Your goal: All of the listing below must be repeated word for word. Pictures are the only thing to omit.
(begin)
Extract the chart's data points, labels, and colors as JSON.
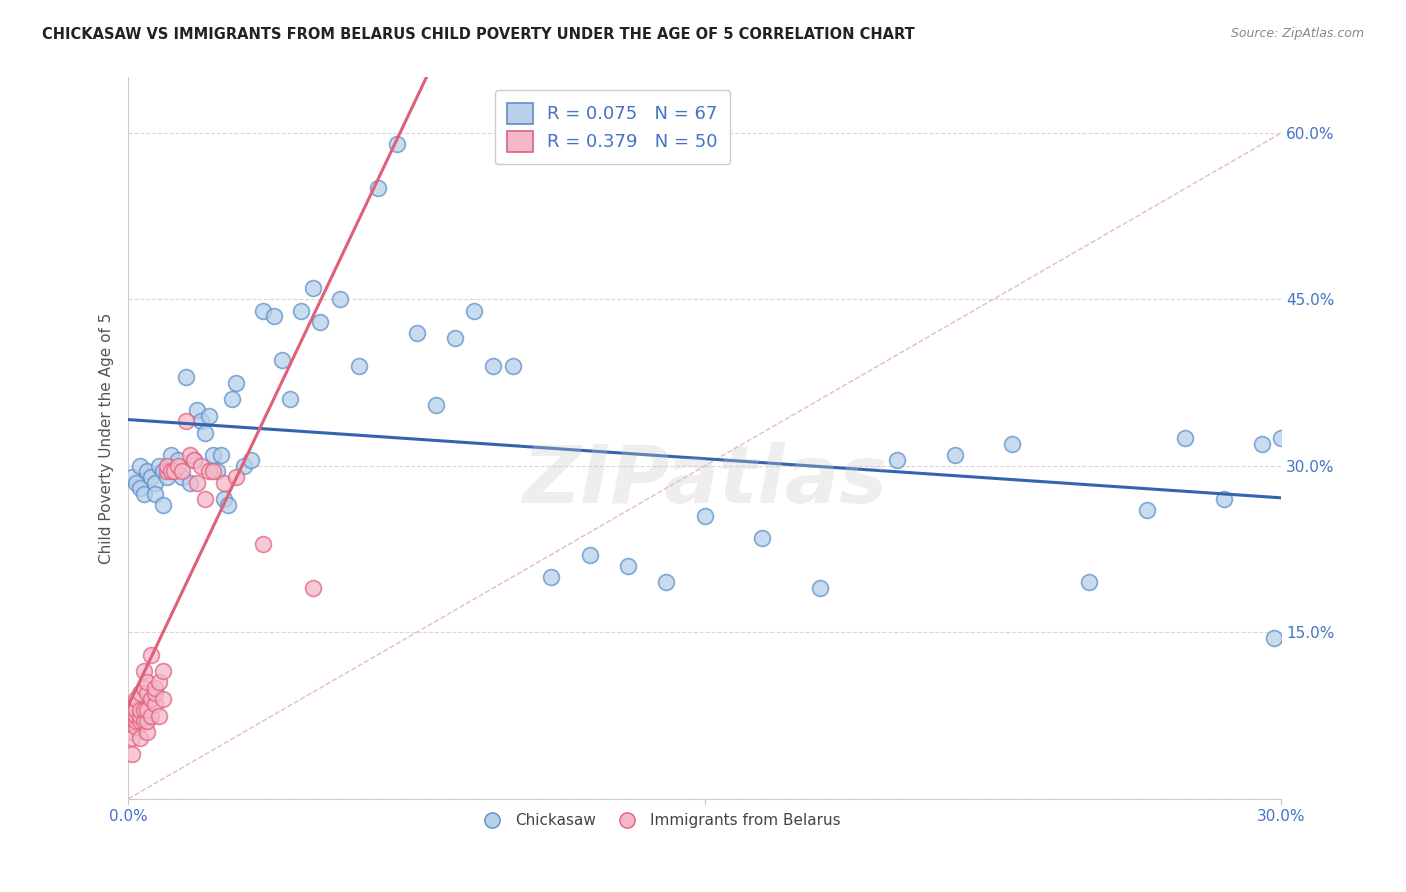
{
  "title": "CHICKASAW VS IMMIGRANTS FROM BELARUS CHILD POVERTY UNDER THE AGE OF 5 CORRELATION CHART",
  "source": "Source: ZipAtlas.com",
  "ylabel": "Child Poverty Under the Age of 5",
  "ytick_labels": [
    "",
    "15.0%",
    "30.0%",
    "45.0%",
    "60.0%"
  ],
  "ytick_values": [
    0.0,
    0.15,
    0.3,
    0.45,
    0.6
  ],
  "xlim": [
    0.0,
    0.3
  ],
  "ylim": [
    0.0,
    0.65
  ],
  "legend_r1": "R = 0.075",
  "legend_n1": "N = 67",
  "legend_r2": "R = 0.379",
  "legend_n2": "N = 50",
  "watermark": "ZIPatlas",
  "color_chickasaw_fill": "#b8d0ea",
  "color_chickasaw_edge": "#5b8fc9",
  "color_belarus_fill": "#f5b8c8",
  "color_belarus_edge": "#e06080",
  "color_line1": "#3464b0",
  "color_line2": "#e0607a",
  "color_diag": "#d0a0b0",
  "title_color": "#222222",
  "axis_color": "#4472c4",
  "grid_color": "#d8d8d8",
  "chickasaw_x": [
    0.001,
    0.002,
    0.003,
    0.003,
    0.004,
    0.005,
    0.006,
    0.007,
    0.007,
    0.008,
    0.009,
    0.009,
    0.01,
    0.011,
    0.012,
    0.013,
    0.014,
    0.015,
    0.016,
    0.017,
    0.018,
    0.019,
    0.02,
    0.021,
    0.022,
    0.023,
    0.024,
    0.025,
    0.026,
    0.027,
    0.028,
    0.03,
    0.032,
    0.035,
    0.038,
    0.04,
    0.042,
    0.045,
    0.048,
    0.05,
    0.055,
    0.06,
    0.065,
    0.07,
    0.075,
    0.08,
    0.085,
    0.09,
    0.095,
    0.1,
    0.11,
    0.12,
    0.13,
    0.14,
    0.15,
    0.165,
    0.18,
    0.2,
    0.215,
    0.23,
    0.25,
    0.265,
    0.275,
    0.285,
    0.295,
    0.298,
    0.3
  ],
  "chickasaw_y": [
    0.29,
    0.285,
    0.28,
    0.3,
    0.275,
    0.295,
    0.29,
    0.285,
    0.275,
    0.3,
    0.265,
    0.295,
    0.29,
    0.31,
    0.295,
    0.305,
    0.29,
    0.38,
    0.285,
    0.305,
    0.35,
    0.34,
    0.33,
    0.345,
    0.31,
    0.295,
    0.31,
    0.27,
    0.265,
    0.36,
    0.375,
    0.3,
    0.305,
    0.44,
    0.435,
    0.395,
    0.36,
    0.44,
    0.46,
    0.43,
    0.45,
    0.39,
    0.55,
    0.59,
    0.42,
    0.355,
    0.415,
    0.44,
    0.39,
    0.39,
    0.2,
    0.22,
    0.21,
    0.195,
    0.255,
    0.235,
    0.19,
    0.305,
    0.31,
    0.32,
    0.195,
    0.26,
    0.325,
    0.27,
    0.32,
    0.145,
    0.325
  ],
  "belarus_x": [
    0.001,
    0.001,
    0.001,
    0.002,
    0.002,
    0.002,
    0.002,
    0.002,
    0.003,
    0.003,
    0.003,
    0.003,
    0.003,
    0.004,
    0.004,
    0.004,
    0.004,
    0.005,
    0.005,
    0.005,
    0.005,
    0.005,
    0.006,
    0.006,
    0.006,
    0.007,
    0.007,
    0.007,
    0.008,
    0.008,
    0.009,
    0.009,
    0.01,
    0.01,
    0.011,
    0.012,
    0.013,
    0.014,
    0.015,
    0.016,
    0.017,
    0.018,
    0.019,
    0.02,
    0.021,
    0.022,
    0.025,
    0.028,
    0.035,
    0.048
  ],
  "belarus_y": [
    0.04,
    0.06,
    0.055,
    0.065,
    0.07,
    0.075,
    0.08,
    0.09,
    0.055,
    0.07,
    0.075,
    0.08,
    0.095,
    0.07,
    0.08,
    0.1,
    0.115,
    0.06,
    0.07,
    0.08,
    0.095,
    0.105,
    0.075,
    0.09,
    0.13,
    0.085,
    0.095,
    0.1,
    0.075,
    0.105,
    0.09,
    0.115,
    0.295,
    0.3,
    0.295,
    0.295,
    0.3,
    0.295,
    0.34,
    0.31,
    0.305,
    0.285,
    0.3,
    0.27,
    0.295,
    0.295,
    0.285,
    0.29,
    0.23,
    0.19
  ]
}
(end)
Answer below:
Extract the chart's data points, labels, and colors as JSON.
{
  "title": "CHICKASAW VS IMMIGRANTS FROM BELARUS CHILD POVERTY UNDER THE AGE OF 5 CORRELATION CHART",
  "source": "Source: ZipAtlas.com",
  "ylabel": "Child Poverty Under the Age of 5",
  "ytick_labels": [
    "",
    "15.0%",
    "30.0%",
    "45.0%",
    "60.0%"
  ],
  "ytick_values": [
    0.0,
    0.15,
    0.3,
    0.45,
    0.6
  ],
  "xlim": [
    0.0,
    0.3
  ],
  "ylim": [
    0.0,
    0.65
  ],
  "legend_r1": "R = 0.075",
  "legend_n1": "N = 67",
  "legend_r2": "R = 0.379",
  "legend_n2": "N = 50",
  "watermark": "ZIPatlas",
  "color_chickasaw_fill": "#b8d0ea",
  "color_chickasaw_edge": "#5b8fc9",
  "color_belarus_fill": "#f5b8c8",
  "color_belarus_edge": "#e06080",
  "color_line1": "#3464b0",
  "color_line2": "#e0607a",
  "color_diag": "#d0a0b0",
  "title_color": "#222222",
  "axis_color": "#4472c4",
  "grid_color": "#d8d8d8",
  "chickasaw_x": [
    0.001,
    0.002,
    0.003,
    0.003,
    0.004,
    0.005,
    0.006,
    0.007,
    0.007,
    0.008,
    0.009,
    0.009,
    0.01,
    0.011,
    0.012,
    0.013,
    0.014,
    0.015,
    0.016,
    0.017,
    0.018,
    0.019,
    0.02,
    0.021,
    0.022,
    0.023,
    0.024,
    0.025,
    0.026,
    0.027,
    0.028,
    0.03,
    0.032,
    0.035,
    0.038,
    0.04,
    0.042,
    0.045,
    0.048,
    0.05,
    0.055,
    0.06,
    0.065,
    0.07,
    0.075,
    0.08,
    0.085,
    0.09,
    0.095,
    0.1,
    0.11,
    0.12,
    0.13,
    0.14,
    0.15,
    0.165,
    0.18,
    0.2,
    0.215,
    0.23,
    0.25,
    0.265,
    0.275,
    0.285,
    0.295,
    0.298,
    0.3
  ],
  "chickasaw_y": [
    0.29,
    0.285,
    0.28,
    0.3,
    0.275,
    0.295,
    0.29,
    0.285,
    0.275,
    0.3,
    0.265,
    0.295,
    0.29,
    0.31,
    0.295,
    0.305,
    0.29,
    0.38,
    0.285,
    0.305,
    0.35,
    0.34,
    0.33,
    0.345,
    0.31,
    0.295,
    0.31,
    0.27,
    0.265,
    0.36,
    0.375,
    0.3,
    0.305,
    0.44,
    0.435,
    0.395,
    0.36,
    0.44,
    0.46,
    0.43,
    0.45,
    0.39,
    0.55,
    0.59,
    0.42,
    0.355,
    0.415,
    0.44,
    0.39,
    0.39,
    0.2,
    0.22,
    0.21,
    0.195,
    0.255,
    0.235,
    0.19,
    0.305,
    0.31,
    0.32,
    0.195,
    0.26,
    0.325,
    0.27,
    0.32,
    0.145,
    0.325
  ],
  "belarus_x": [
    0.001,
    0.001,
    0.001,
    0.002,
    0.002,
    0.002,
    0.002,
    0.002,
    0.003,
    0.003,
    0.003,
    0.003,
    0.003,
    0.004,
    0.004,
    0.004,
    0.004,
    0.005,
    0.005,
    0.005,
    0.005,
    0.005,
    0.006,
    0.006,
    0.006,
    0.007,
    0.007,
    0.007,
    0.008,
    0.008,
    0.009,
    0.009,
    0.01,
    0.01,
    0.011,
    0.012,
    0.013,
    0.014,
    0.015,
    0.016,
    0.017,
    0.018,
    0.019,
    0.02,
    0.021,
    0.022,
    0.025,
    0.028,
    0.035,
    0.048
  ],
  "belarus_y": [
    0.04,
    0.06,
    0.055,
    0.065,
    0.07,
    0.075,
    0.08,
    0.09,
    0.055,
    0.07,
    0.075,
    0.08,
    0.095,
    0.07,
    0.08,
    0.1,
    0.115,
    0.06,
    0.07,
    0.08,
    0.095,
    0.105,
    0.075,
    0.09,
    0.13,
    0.085,
    0.095,
    0.1,
    0.075,
    0.105,
    0.09,
    0.115,
    0.295,
    0.3,
    0.295,
    0.295,
    0.3,
    0.295,
    0.34,
    0.31,
    0.305,
    0.285,
    0.3,
    0.27,
    0.295,
    0.295,
    0.285,
    0.29,
    0.23,
    0.19
  ]
}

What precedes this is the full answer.